Brief
Your task is to transcribe the records exactly, skipping every image.

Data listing

***

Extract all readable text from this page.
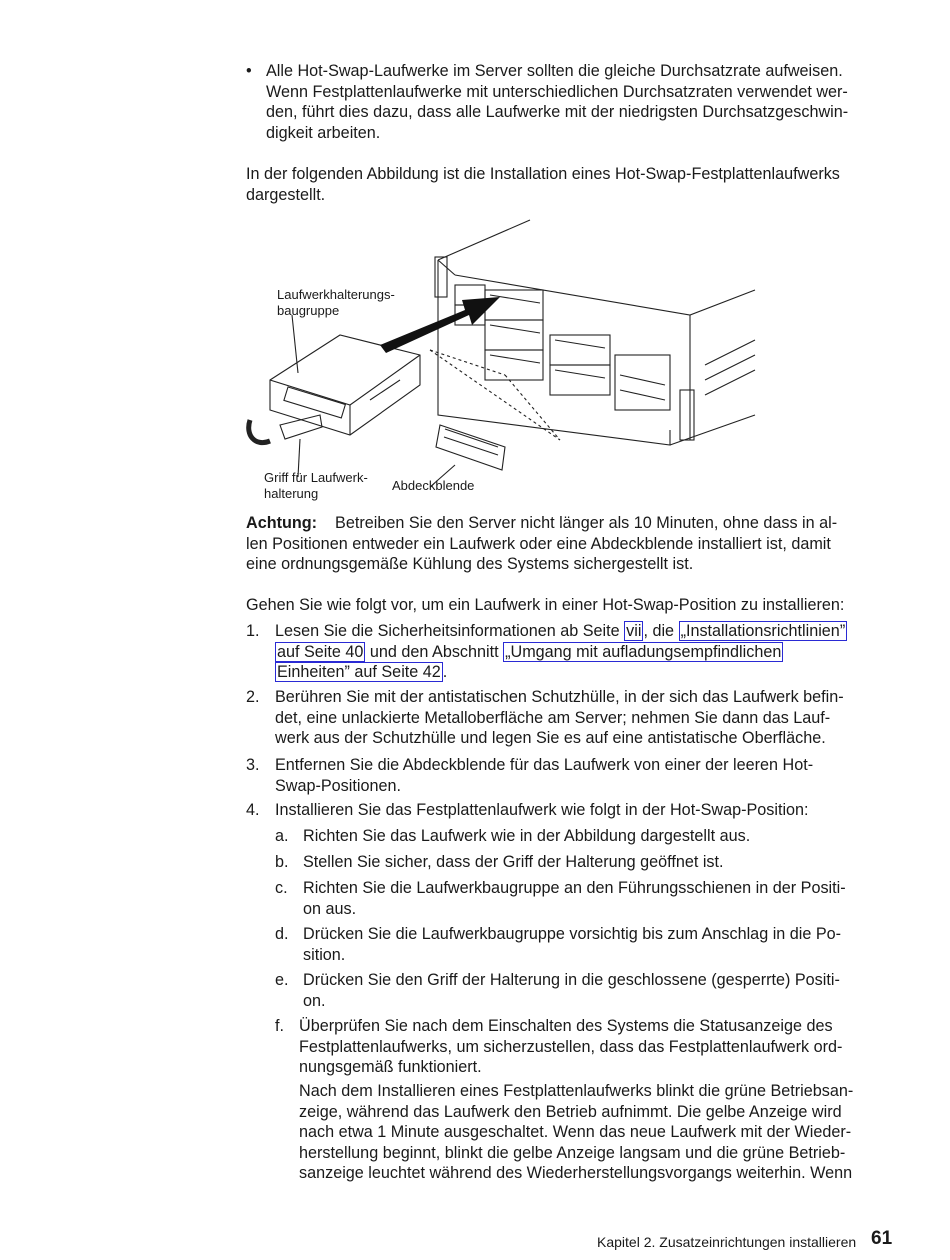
• Alle Hot-Swap-Laufwerke im Server sollten die gleiche Durchsatzrate aufweisen.
Wenn Festplattenlaufwerke mit unterschiedlichen Durchsatzraten verwendet wer-
den, führt dies dazu, dass alle Laufwerke mit der niedrigsten Durchsatzgeschwin-
digkeit arbeiten.
In der folgenden Abbildung ist die Installation eines Hot-Swap-Festplattenlaufwerks
dargestellt.
Laufwerkhalterungs-
baugruppe
Griff für Laufwerk-
halterung
Abdeckblende
Achtung: Betreiben Sie den Server nicht länger als 10 Minuten, ohne dass in al-
len Positionen entweder ein Laufwerk oder eine Abdeckblende installiert ist, damit
eine ordnungsgemäße Kühlung des Systems sichergestellt ist.
Gehen Sie wie folgt vor, um ein Laufwerk in einer Hot-Swap-Position zu installieren:
1. Lesen Sie die Sicherheitsinformationen ab Seite vii , die „Installationsrichtlinien”
auf Seite 40 und den Abschnitt „Umgang mit aufladungsempfindlichen
Einheiten” auf Seite 42 .
2. Berühren Sie mit der antistatischen Schutzhülle, in der sich das Laufwerk befin-
det, eine unlackierte Metalloberfläche am Server; nehmen Sie dann das Lauf-
werk aus der Schutzhülle und legen Sie es auf eine antistatische Oberfläche.
3. Entfernen Sie die Abdeckblende für das Laufwerk von einer der leeren Hot-
Swap-Positionen.
4. Installieren Sie das Festplattenlaufwerk wie folgt in der Hot-Swap-Position:
a. Richten Sie das Laufwerk wie in der Abbildung dargestellt aus.
b. Stellen Sie sicher, dass der Griff der Halterung geöffnet ist.
c. Richten Sie die Laufwerkbaugruppe an den Führungsschienen in der Positi-
on aus.
d. Drücken Sie die Laufwerkbaugruppe vorsichtig bis zum Anschlag in die Po-
sition.
e. Drücken Sie den Griff der Halterung in die geschlossene (gesperrte) Positi-
on.
f. Überprüfen Sie nach dem Einschalten des Systems die Statusanzeige des
Festplattenlaufwerks, um sicherzustellen, dass das Festplattenlaufwerk ord-
nungsgemäß funktioniert.
Nach dem Installieren eines Festplattenlaufwerks blinkt die grüne Betriebsan-
zeige, während das Laufwerk den Betrieb aufnimmt. Die gelbe Anzeige wird
nach etwa 1 Minute ausgeschaltet. Wenn das neue Laufwerk mit der Wieder-
herstellung beginnt, blinkt die gelbe Anzeige langsam und die grüne Betrieb-
sanzeige leuchtet während des Wiederherstellungsvorgangs weiterhin. Wenn
Kapitel 2. Zusatzeinrichtungen installieren 61
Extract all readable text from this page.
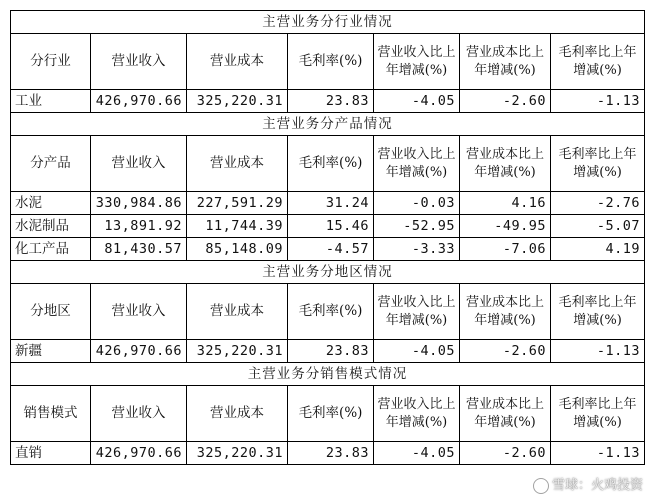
主营业务分行业情况						
分行业	营业收入	营业成本	毛利率(%)	营业收入比上年增减(%)	营业成本比上年增减(%)	毛利率比上年增减(%)
工业	426,970.66	325,220.31	23.83	-4.05	-2.60	-1.13
主营业务分产品情况						
分产品	营业收入	营业成本	毛利率(%)	营业收入比上年增减(%)	营业成本比上年增减(%)	毛利率比上年增减(%)
水泥	330,984.86	227,591.29	31.24	-0.03	4.16	-2.76
水泥制品	13,891.92	11,744.39	15.46	-52.95	-49.95	-5.07
化工产品	81,430.57	85,148.09	-4.57	-3.33	-7.06	4.19
主营业务分地区情况						
分地区	营业收入	营业成本	毛利率(%)	营业收入比上年增减(%)	营业成本比上年增减(%)	毛利率比上年增减(%)
新疆	426,970.66	325,220.31	23.83	-4.05	-2.60	-1.13
主营业务分销售模式情况						
销售模式	营业收入	营业成本	毛利率(%)	营业收入比上年增减(%)	营业成本比上年增减(%)	毛利率比上年增减(%)
直销	426,970.66	325,220.31	23.83	-4.05	-2.60	-1.13
雪球：火鸡投资
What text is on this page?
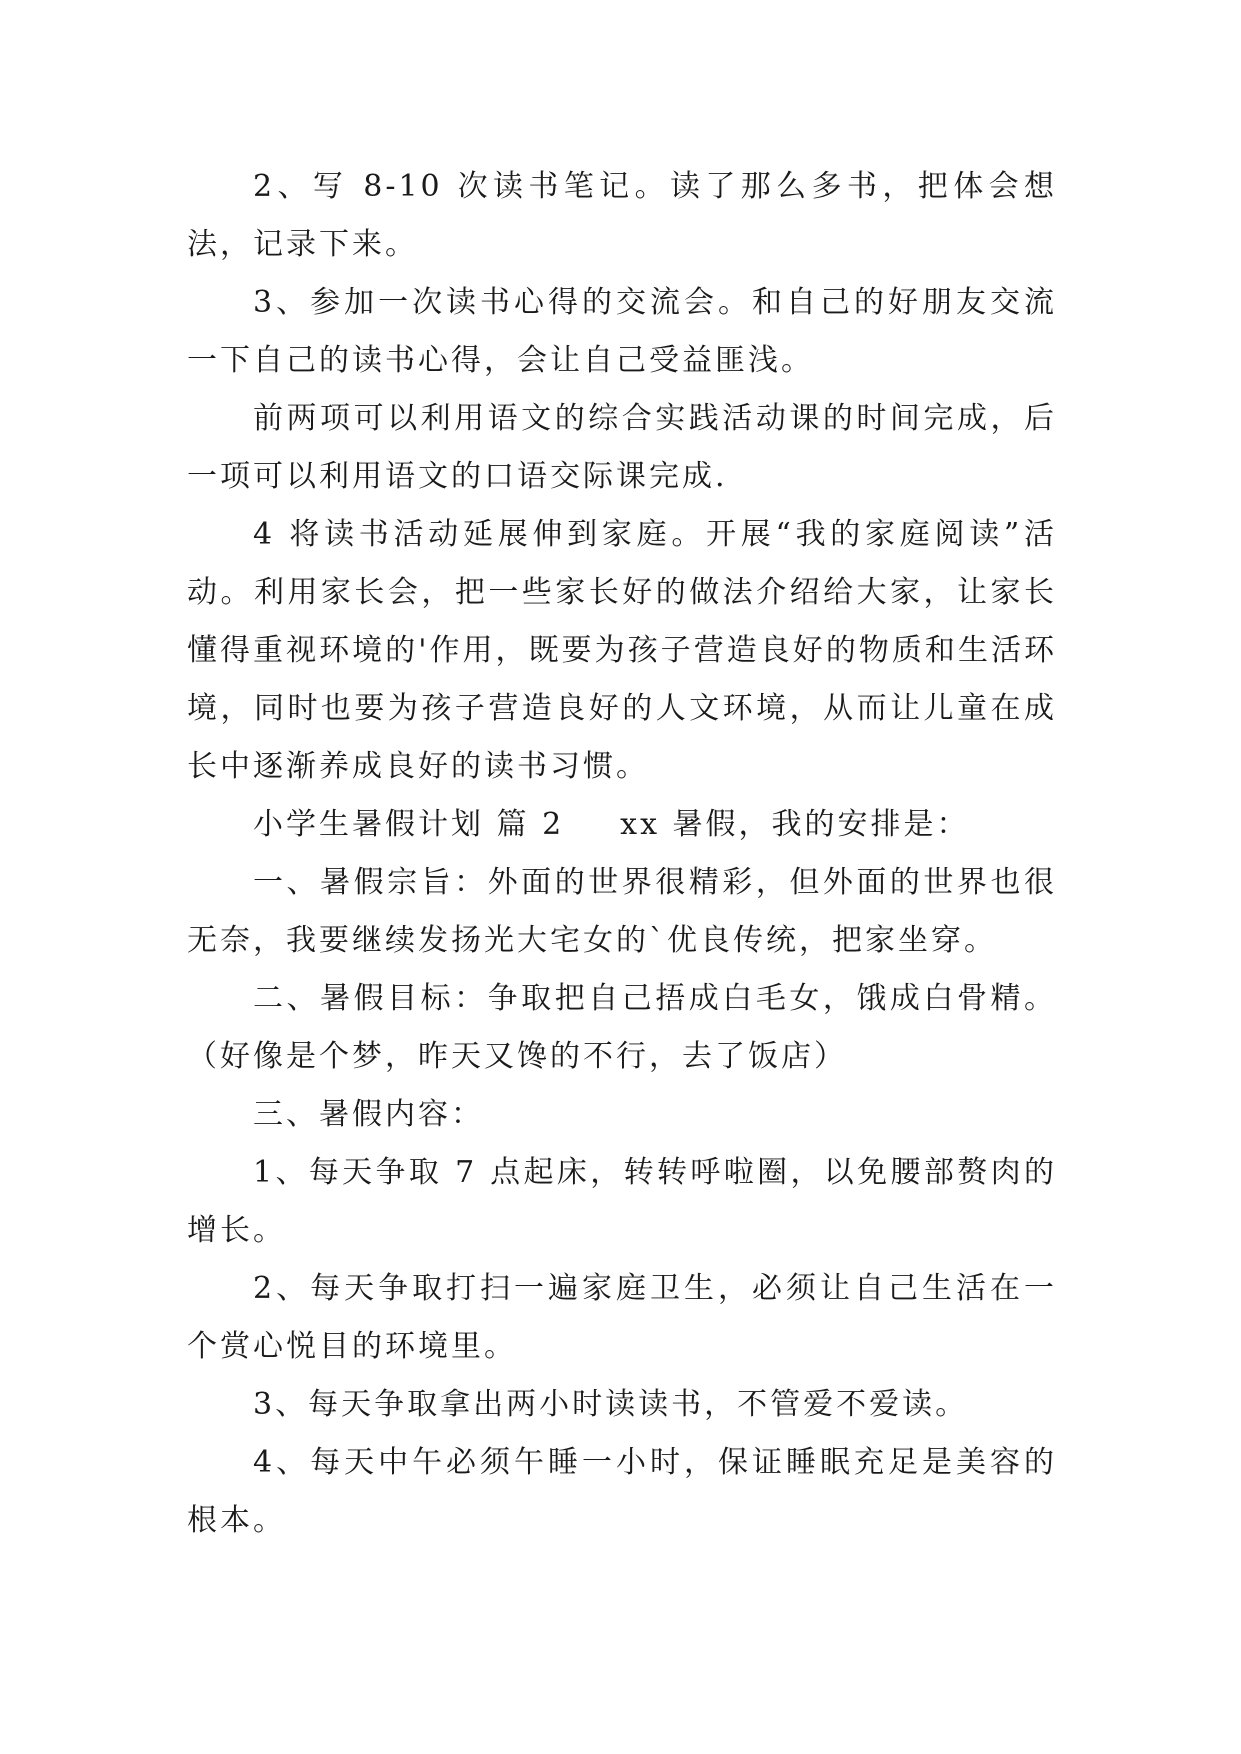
2、写 8-10 次读书笔记。读了那么多书，把体会想法，记录下来。

3、参加一次读书心得的交流会。和自己的好朋友交流一下自己的读书心得，会让自己受益匪浅。

前两项可以利用语文的综合实践活动课的时间完成，后一项可以利用语文的口语交际课完成.

4 将读书活动延展伸到家庭。开展“我的家庭阅读”活动。利用家长会，把一些家长好的做法介绍给大家，让家长懂得重视环境的'作用，既要为孩子营造良好的物质和生活环境，同时也要为孩子营造良好的人文环境，从而让儿童在成长中逐渐养成良好的读书习惯。

小学生暑假计划 篇 2 xx 暑假，我的安排是：

一、暑假宗旨：外面的世界很精彩，但外面的世界也很无奈，我要继续发扬光大宅女的`优良传统，把家坐穿。

二、暑假目标：争取把自己捂成白毛女，饿成白骨精。（好像是个梦，昨天又馋的不行，去了饭店）

三、暑假内容：

1、每天争取 7 点起床，转转呼啦圈，以免腰部赘肉的增长。

2、每天争取打扫一遍家庭卫生，必须让自己生活在一个赏心悦目的环境里。

3、每天争取拿出两小时读读书，不管爱不爱读。

4、每天中午必须午睡一小时，保证睡眠充足是美容的根本。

***

Answer to the task
Extract all readable text from this page.
• Alle Hot-Swap-Laufwerke im Server sollten die gleiche Durchsatzrate aufweisen.
Wenn Festplattenlaufwerke mit unterschiedlichen Durchsatzraten verwendet wer-
den, führt dies dazu, dass alle Laufwerke mit der niedrigsten Durchsatzgeschwin-
digkeit arbeiten.
In der folgenden Abbildung ist die Installation eines Hot-Swap-Festplattenlaufwerks
dargestellt.
Laufwerkhalterungs-
baugruppe
Griff für Laufwerk-
halterung
Abdeckblende
Achtung: Betreiben Sie den Server nicht länger als 10 Minuten, ohne dass in al-
len Positionen entweder ein Laufwerk oder eine Abdeckblende installiert ist, damit
eine ordnungsgemäße Kühlung des Systems sichergestellt ist.
Gehen Sie wie folgt vor, um ein Laufwerk in einer Hot-Swap-Position zu installieren:
1. Lesen Sie die Sicherheitsinformationen ab Seite vii , die „Installationsrichtlinien”
auf Seite 40 und den Abschnitt „Umgang mit aufladungsempfindlichen
Einheiten” auf Seite 42 .
2. Berühren Sie mit der antistatischen Schutzhülle, in der sich das Laufwerk befin-
det, eine unlackierte Metalloberfläche am Server; nehmen Sie dann das Lauf-
werk aus der Schutzhülle und legen Sie es auf eine antistatische Oberfläche.
3. Entfernen Sie die Abdeckblende für das Laufwerk von einer der leeren Hot-
Swap-Positionen.
4. Installieren Sie das Festplattenlaufwerk wie folgt in der Hot-Swap-Position:
a. Richten Sie das Laufwerk wie in der Abbildung dargestellt aus.
b. Stellen Sie sicher, dass der Griff der Halterung geöffnet ist.
c. Richten Sie die Laufwerkbaugruppe an den Führungsschienen in der Positi-
on aus.
d. Drücken Sie die Laufwerkbaugruppe vorsichtig bis zum Anschlag in die Po-
sition.
e. Drücken Sie den Griff der Halterung in die geschlossene (gesperrte) Positi-
on.
f. Überprüfen Sie nach dem Einschalten des Systems die Statusanzeige des
Festplattenlaufwerks, um sicherzustellen, dass das Festplattenlaufwerk ord-
nungsgemäß funktioniert.
Nach dem Installieren eines Festplattenlaufwerks blinkt die grüne Betriebsan-
zeige, während das Laufwerk den Betrieb aufnimmt. Die gelbe Anzeige wird
nach etwa 1 Minute ausgeschaltet. Wenn das neue Laufwerk mit der Wieder-
herstellung beginnt, blinkt die gelbe Anzeige langsam und die grüne Betrieb-
sanzeige leuchtet während des Wiederherstellungsvorgangs weiterhin. Wenn
Kapitel 2. Zusatzeinrichtungen installieren 61
Extract all readable text from this page.
主营业务分行业情况						
分行业	营业收入	营业成本	毛利率(%)	营业收入比上年增减(%)	营业成本比上年增减(%)	毛利率比上年增减(%)
工业	426,970.66	325,220.31	23.83	-4.05	-2.60	-1.13
主营业务分产品情况						
分产品	营业收入	营业成本	毛利率(%)	营业收入比上年增减(%)	营业成本比上年增减(%)	毛利率比上年增减(%)
水泥	330,984.86	227,591.29	31.24	-0.03	4.16	-2.76
水泥制品	13,891.92	11,744.39	15.46	-52.95	-49.95	-5.07
化工产品	81,430.57	85,148.09	-4.57	-3.33	-7.06	4.19
主营业务分地区情况						
分地区	营业收入	营业成本	毛利率(%)	营业收入比上年增减(%)	营业成本比上年增减(%)	毛利率比上年增减(%)
新疆	426,970.66	325,220.31	23.83	-4.05	-2.60	-1.13
主营业务分销售模式情况						
销售模式	营业收入	营业成本	毛利率(%)	营业收入比上年增减(%)	营业成本比上年增减(%)	毛利率比上年增减(%)
直销	426,970.66	325,220.31	23.83	-4.05	-2.60	-1.13
雪球：火鸡投资
What text is on this page?
2、写 8-10 次读书笔记。读了那么多书，把体会想法，记录下来。

3、参加一次读书心得的交流会。和自己的好朋友交流一下自己的读书心得，会让自己受益匪浅。

前两项可以利用语文的综合实践活动课的时间完成，后一项可以利用语文的口语交际课完成.

4 将读书活动延展伸到家庭。开展“我的家庭阅读”活动。利用家长会，把一些家长好的做法介绍给大家，让家长懂得重视环境的'作用，既要为孩子营造良好的物质和生活环境，同时也要为孩子营造良好的人文环境，从而让儿童在成长中逐渐养成良好的读书习惯。

小学生暑假计划 篇 2 xx 暑假，我的安排是：

一、暑假宗旨：外面的世界很精彩，但外面的世界也很无奈，我要继续发扬光大宅女的`优良传统，把家坐穿。

二、暑假目标：争取把自己捂成白毛女，饿成白骨精。（好像是个梦，昨天又馋的不行，去了饭店）

三、暑假内容：

1、每天争取 7 点起床，转转呼啦圈，以免腰部赘肉的增长。

2、每天争取打扫一遍家庭卫生，必须让自己生活在一个赏心悦目的环境里。

3、每天争取拿出两小时读读书，不管爱不爱读。

4、每天中午必须午睡一小时，保证睡眠充足是美容的根本。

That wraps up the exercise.